Set task: Filter out everything except lines holding "transferable".

● ● ● ● ●

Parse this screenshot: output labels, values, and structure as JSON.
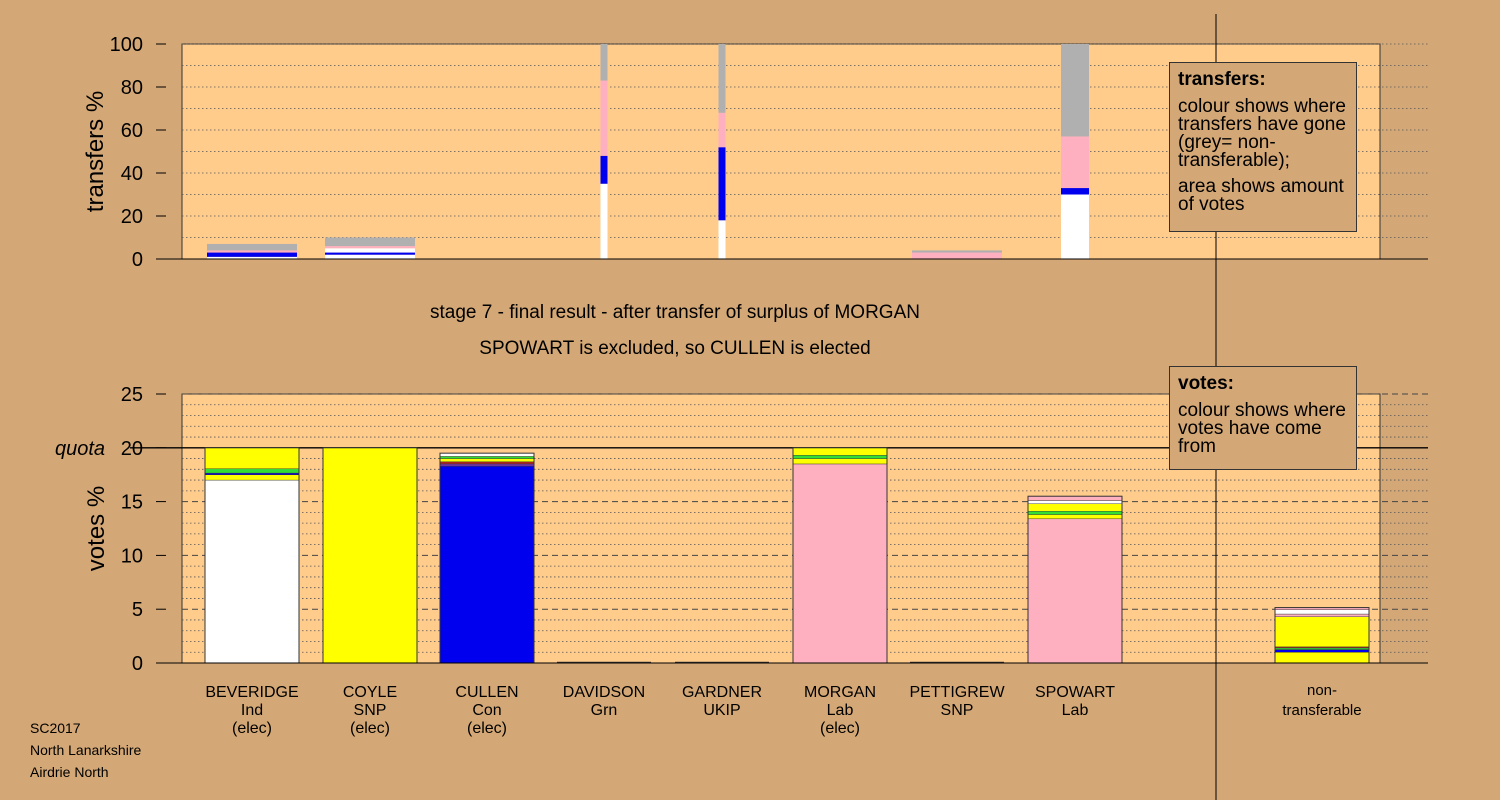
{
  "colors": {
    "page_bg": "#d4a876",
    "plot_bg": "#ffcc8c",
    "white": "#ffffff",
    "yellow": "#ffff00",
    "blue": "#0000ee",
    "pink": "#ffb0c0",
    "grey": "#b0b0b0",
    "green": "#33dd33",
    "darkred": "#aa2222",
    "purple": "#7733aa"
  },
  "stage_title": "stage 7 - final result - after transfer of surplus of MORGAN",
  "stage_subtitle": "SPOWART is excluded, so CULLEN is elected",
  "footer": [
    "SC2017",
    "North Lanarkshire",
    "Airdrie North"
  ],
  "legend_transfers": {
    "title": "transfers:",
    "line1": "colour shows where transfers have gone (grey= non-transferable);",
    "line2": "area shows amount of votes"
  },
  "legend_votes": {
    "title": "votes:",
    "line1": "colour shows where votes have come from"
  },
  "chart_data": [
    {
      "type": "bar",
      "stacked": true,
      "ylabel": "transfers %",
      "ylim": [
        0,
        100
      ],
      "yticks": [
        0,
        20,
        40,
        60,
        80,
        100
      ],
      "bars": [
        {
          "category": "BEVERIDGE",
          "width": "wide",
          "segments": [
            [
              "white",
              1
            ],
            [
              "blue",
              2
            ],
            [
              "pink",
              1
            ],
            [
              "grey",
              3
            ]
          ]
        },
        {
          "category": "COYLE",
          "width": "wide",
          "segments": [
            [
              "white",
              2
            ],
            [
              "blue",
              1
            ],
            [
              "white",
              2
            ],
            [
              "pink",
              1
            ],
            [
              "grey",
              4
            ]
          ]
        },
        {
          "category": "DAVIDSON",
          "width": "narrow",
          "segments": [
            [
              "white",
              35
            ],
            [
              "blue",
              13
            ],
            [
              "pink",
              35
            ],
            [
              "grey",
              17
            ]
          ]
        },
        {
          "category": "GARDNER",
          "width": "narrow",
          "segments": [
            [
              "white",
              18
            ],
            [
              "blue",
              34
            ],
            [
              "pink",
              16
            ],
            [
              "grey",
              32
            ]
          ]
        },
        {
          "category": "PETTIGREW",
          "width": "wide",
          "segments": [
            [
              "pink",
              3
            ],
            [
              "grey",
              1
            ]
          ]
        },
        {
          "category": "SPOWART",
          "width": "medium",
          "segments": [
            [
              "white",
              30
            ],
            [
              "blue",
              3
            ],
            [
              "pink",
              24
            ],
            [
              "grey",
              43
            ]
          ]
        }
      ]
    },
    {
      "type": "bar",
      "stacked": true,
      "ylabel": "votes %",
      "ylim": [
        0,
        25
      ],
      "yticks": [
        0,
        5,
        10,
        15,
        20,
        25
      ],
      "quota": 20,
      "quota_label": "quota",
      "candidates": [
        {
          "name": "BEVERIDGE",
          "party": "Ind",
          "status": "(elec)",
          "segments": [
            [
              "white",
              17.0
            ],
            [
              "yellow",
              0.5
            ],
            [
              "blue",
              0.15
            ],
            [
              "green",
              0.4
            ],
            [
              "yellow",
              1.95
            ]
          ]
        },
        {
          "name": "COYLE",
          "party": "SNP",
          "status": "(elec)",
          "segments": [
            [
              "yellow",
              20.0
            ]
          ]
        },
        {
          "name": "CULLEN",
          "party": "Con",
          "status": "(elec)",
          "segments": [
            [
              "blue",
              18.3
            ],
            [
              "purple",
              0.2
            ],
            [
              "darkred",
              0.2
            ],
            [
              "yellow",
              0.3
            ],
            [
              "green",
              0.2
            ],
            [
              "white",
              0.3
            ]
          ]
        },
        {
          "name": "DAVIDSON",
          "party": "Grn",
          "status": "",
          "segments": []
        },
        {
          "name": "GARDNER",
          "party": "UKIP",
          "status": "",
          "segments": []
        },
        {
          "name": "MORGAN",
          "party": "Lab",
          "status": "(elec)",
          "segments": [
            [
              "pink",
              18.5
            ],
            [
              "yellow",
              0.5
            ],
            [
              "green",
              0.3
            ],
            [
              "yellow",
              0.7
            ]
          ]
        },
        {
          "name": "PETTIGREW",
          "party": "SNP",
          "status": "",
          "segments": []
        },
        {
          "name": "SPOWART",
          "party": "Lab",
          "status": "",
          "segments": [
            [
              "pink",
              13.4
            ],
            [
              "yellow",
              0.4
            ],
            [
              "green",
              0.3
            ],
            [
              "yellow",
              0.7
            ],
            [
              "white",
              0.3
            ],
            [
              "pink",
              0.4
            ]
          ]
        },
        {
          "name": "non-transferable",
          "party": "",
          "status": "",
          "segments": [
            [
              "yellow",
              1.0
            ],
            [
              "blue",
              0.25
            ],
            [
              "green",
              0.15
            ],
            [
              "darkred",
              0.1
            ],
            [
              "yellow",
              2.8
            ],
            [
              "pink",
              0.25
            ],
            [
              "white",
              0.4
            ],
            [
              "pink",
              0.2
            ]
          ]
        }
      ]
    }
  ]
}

● ● ● ● ●

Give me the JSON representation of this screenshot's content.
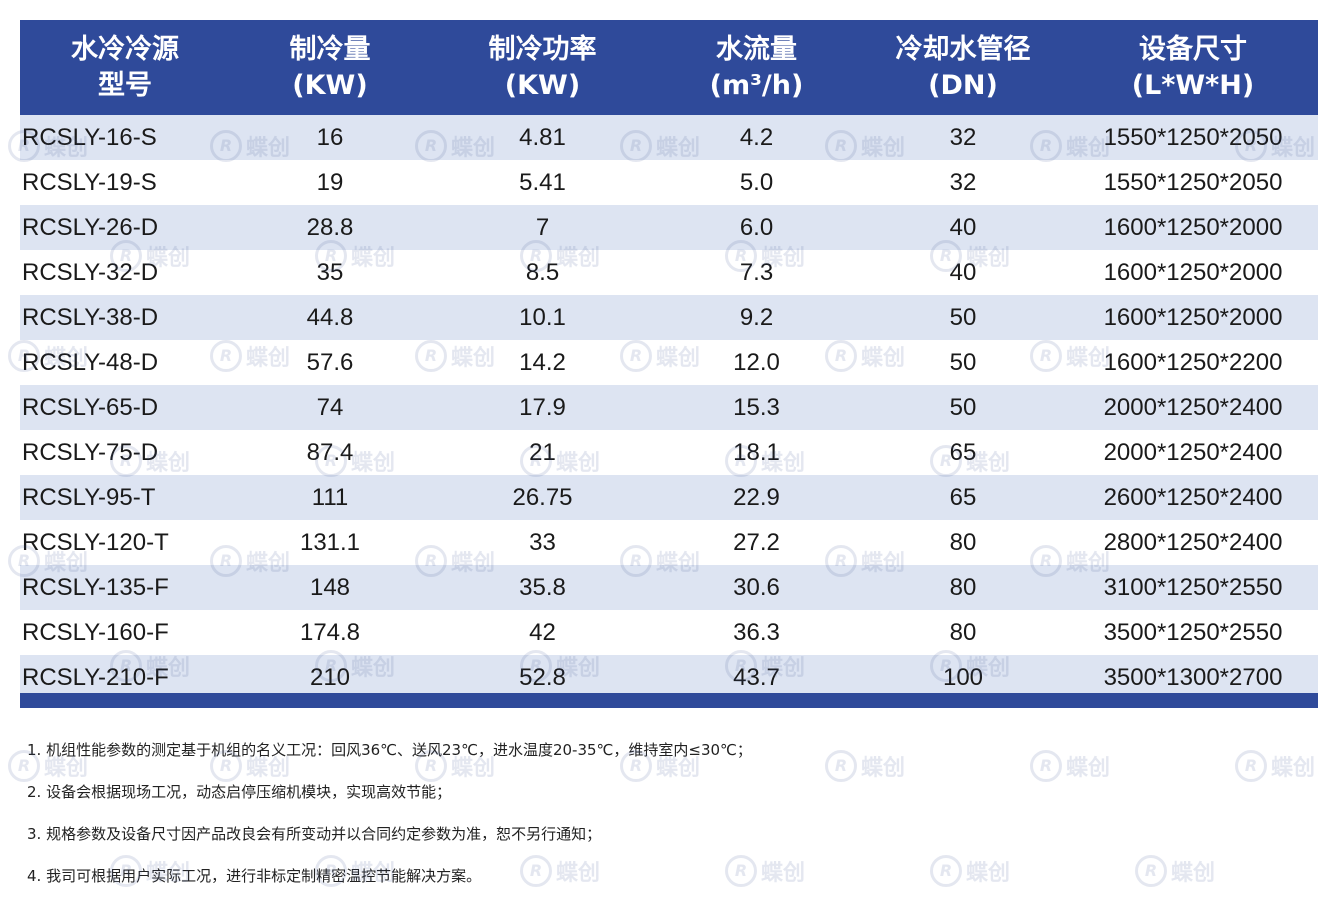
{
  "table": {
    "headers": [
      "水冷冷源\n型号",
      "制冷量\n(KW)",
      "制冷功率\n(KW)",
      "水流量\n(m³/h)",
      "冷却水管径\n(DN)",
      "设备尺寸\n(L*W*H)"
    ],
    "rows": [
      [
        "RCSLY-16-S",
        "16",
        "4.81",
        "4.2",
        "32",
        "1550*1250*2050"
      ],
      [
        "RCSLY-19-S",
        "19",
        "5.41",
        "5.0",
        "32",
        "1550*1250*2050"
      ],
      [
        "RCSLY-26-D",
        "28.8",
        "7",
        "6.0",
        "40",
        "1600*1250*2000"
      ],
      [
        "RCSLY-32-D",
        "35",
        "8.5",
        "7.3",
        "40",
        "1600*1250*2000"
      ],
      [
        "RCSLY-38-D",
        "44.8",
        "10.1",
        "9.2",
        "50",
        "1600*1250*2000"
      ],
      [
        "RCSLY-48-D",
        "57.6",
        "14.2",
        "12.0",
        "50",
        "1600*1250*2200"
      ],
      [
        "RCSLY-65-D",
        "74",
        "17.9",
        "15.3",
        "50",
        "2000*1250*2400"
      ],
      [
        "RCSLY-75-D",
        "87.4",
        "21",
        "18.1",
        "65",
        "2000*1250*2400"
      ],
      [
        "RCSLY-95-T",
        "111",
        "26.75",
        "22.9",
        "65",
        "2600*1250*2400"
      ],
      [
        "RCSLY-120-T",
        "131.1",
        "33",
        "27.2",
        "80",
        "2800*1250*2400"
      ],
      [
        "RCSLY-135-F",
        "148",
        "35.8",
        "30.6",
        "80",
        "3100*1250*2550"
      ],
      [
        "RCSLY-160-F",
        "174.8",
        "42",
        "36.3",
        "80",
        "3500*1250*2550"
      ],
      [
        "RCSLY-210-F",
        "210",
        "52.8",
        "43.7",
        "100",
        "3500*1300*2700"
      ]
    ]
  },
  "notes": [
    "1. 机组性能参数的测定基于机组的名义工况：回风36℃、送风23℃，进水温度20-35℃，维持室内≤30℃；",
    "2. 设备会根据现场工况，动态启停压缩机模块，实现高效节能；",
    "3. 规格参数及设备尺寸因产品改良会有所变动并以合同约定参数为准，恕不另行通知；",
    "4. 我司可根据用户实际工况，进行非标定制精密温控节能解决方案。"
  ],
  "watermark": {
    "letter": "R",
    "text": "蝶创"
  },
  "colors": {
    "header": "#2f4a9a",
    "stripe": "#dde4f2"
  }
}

● ● ● ● ●

Response to this exercise:
    "line1": "colour shows where transfers have gone (grey= non-transferable);",
          "name": "non-transferable",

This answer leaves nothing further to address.